**Stated goal**
Leave the pictures out. Return all other data exactly.

▶

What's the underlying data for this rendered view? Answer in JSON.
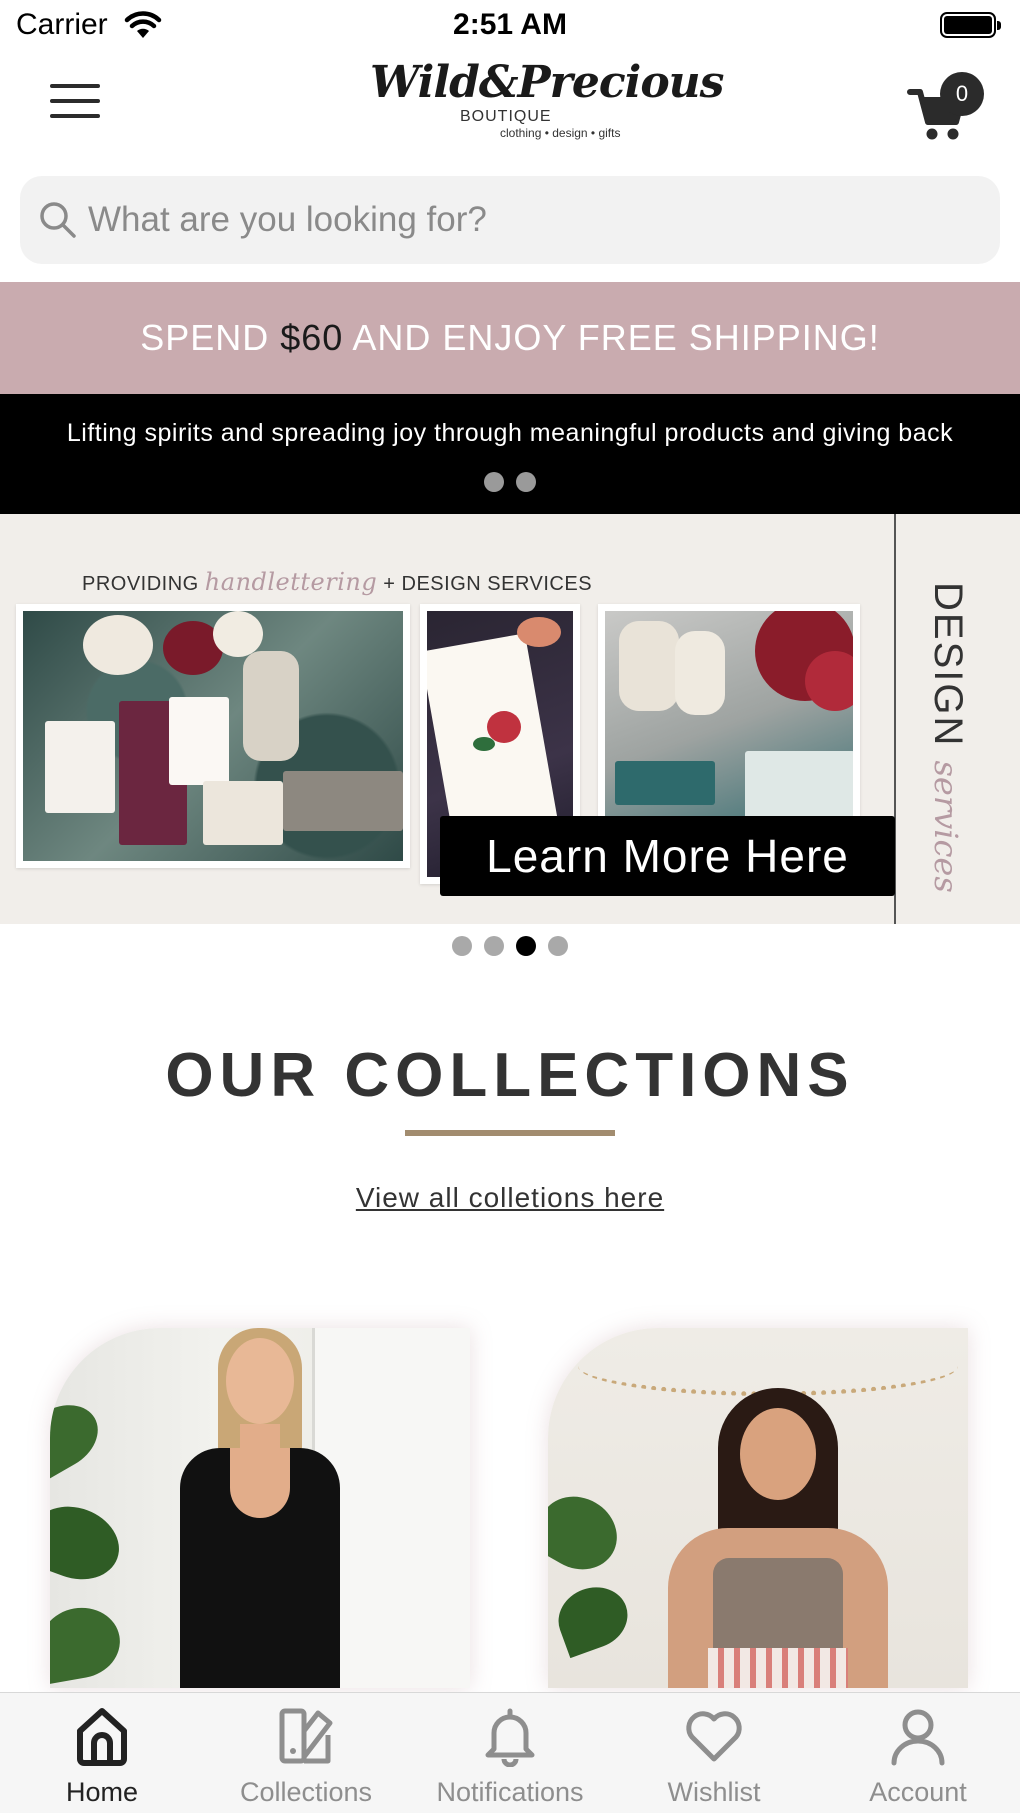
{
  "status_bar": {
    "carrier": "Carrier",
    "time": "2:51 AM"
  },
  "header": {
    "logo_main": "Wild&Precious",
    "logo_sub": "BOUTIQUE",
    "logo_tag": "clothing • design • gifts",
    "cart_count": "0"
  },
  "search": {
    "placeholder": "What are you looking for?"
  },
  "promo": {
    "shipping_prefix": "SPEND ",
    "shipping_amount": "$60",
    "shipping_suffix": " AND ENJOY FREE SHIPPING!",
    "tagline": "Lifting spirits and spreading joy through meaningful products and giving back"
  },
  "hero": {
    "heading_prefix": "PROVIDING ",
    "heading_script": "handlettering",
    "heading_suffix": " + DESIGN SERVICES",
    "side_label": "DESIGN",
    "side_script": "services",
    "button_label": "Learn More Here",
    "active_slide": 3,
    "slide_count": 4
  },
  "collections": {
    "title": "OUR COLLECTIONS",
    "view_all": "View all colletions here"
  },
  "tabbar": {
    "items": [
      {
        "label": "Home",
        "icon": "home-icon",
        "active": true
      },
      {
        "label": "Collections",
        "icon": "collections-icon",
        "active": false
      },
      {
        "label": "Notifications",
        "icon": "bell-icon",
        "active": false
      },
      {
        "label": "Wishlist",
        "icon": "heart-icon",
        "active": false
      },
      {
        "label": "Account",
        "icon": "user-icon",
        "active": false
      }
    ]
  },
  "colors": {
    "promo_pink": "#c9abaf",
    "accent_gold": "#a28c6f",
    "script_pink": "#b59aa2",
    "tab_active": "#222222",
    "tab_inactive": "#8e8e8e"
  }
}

◀

**Exercise solution**
What's the underlying data for this rendered view? Answer in JSON.
{
  "status_bar": {
    "carrier": "Carrier",
    "time": "2:51 AM"
  },
  "header": {
    "logo_main": "Wild&Precious",
    "logo_sub": "BOUTIQUE",
    "logo_tag": "clothing • design • gifts",
    "cart_count": "0"
  },
  "search": {
    "placeholder": "What are you looking for?"
  },
  "promo": {
    "shipping_prefix": "SPEND ",
    "shipping_amount": "$60",
    "shipping_suffix": " AND ENJOY FREE SHIPPING!",
    "tagline": "Lifting spirits and spreading joy through meaningful products and giving back"
  },
  "hero": {
    "heading_prefix": "PROVIDING ",
    "heading_script": "handlettering",
    "heading_suffix": " + DESIGN SERVICES",
    "side_label": "DESIGN",
    "side_script": "services",
    "button_label": "Learn More Here",
    "active_slide": 3,
    "slide_count": 4
  },
  "collections": {
    "title": "OUR COLLECTIONS",
    "view_all": "View all colletions here"
  },
  "tabbar": {
    "items": [
      {
        "label": "Home",
        "icon": "home-icon",
        "active": true
      },
      {
        "label": "Collections",
        "icon": "collections-icon",
        "active": false
      },
      {
        "label": "Notifications",
        "icon": "bell-icon",
        "active": false
      },
      {
        "label": "Wishlist",
        "icon": "heart-icon",
        "active": false
      },
      {
        "label": "Account",
        "icon": "user-icon",
        "active": false
      }
    ]
  },
  "colors": {
    "promo_pink": "#c9abaf",
    "accent_gold": "#a28c6f",
    "script_pink": "#b59aa2",
    "tab_active": "#222222",
    "tab_inactive": "#8e8e8e"
  }
}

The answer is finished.